» **Task instructions**
Below you will find a set of lines. Repeat them all exactly.

---------- Records supplied

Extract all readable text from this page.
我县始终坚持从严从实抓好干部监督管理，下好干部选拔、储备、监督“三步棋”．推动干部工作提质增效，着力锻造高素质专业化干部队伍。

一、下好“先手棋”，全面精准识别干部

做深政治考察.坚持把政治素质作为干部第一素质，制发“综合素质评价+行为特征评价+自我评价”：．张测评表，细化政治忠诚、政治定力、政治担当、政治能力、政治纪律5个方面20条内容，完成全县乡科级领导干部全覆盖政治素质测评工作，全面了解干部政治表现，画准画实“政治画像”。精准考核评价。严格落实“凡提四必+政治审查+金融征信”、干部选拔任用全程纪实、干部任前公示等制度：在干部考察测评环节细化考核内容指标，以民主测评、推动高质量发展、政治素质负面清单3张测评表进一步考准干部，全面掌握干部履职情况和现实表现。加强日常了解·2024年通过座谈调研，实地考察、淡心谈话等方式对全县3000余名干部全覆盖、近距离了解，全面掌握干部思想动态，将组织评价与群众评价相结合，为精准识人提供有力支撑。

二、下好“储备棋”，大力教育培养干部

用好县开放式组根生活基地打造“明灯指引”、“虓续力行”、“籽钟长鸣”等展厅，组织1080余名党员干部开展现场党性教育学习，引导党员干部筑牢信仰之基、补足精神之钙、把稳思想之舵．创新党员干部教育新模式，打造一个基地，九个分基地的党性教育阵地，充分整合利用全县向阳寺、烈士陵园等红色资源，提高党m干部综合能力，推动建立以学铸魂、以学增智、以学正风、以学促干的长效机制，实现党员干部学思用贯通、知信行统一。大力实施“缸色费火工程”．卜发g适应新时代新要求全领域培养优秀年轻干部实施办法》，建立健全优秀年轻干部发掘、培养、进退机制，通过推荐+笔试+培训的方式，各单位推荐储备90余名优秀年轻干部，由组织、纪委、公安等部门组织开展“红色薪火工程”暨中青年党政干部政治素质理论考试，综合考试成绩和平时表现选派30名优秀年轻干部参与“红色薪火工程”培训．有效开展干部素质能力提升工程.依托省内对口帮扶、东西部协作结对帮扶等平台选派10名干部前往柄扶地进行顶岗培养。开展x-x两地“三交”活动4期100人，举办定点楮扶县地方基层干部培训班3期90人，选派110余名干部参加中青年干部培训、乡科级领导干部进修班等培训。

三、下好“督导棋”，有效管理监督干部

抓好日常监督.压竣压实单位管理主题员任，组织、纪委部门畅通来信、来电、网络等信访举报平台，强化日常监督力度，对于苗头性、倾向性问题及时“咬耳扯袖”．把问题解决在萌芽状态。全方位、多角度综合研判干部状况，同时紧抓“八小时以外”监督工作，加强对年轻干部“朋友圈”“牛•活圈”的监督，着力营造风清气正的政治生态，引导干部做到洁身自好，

--------------------

» **Task answer**
Extract all readable text from this page.
我县始终坚持从严从实抓好干部监督管理，下好干部选拔、储备、监督“三步棋”．推动干部工作提质增效，着力锻造高素质专业化干部队伍。

一、下好“先手棋”，全面精准识别干部

做深政治考察.坚持把政治素质作为干部第一素质，制发“综合素质评价+行为特征评价+自我评价”：．张测评表，细化政治忠诚、政治定力、政治担当、政治能力、政治纪律5个方面20条内容，完成全县乡科级领导干部全覆盖政治素质测评工作，全面了解干部政治表现，画准画实“政治画像”。精准考核评价。严格落实“凡提四必+政治审查+金融征信”、干部选拔任用全程纪实、干部任前公示等制度：在干部考察测评环节细化考核内容指标，以民主测评、推动高质量发展、政治素质负面清单3张测评表进一步考准干部，全面掌握干部履职情况和现实表现。加强日常了解·2024年通过座谈调研，实地考察、淡心谈话等方式对全县3000余名干部全覆盖、近距离了解，全面掌握干部思想动态，将组织评价与群众评价相结合，为精准识人提供有力支撑。

二、下好“储备棋”，大力教育培养干部

用好县开放式组根生活基地打造“明灯指引”、“虓续力行”、“籽钟长鸣”等展厅，组织1080余名党员干部开展现场党性教育学习，引导党员干部筑牢信仰之基、补足精神之钙、把稳思想之舵．创新党员干部教育新模式，打造一个基地，九个分基地的党性教育阵地，充分整合利用全县向阳寺、烈士陵园等红色资源，提高党m干部综合能力，推动建立以学铸魂、以学增智、以学正风、以学促干的长效机制，实现党员干部学思用贯通、知信行统一。大力实施“缸色费火工程”．卜发g适应新时代新要求全领域培养优秀年轻干部实施办法》，建立健全优秀年轻干部发掘、培养、进退机制，通过推荐+笔试+培训的方式，各单位推荐储备90余名优秀年轻干部，由组织、纪委、公安等部门组织开展“红色薪火工程”暨中青年党政干部政治素质理论考试，综合考试成绩和平时表现选派30名优秀年轻干部参与“红色薪火工程”培训．有效开展干部素质能力提升工程.依托省内对口帮扶、东西部协作结对帮扶等平台选派10名干部前往柄扶地进行顶岗培养。开展x-x两地“三交”活动4期100人，举办定点楮扶县地方基层干部培训班3期90人，选派110余名干部参加中青年干部培训、乡科级领导干部进修班等培训。

三、下好“督导棋”，有效管理监督干部

抓好日常监督.压竣压实单位管理主题员任，组织、纪委部门畅通来信、来电、网络等信访举报平台，强化日常监督力度，对于苗头性、倾向性问题及时“咬耳扯袖”．把问题解决在萌芽状态。全方位、多角度综合研判干部状况，同时紧抓“八小时以外”监督工作，加强对年轻干部“朋友圈”“牛•活圈”的监督，着力营造风清气正的政治生态，引导干部做到洁身自好，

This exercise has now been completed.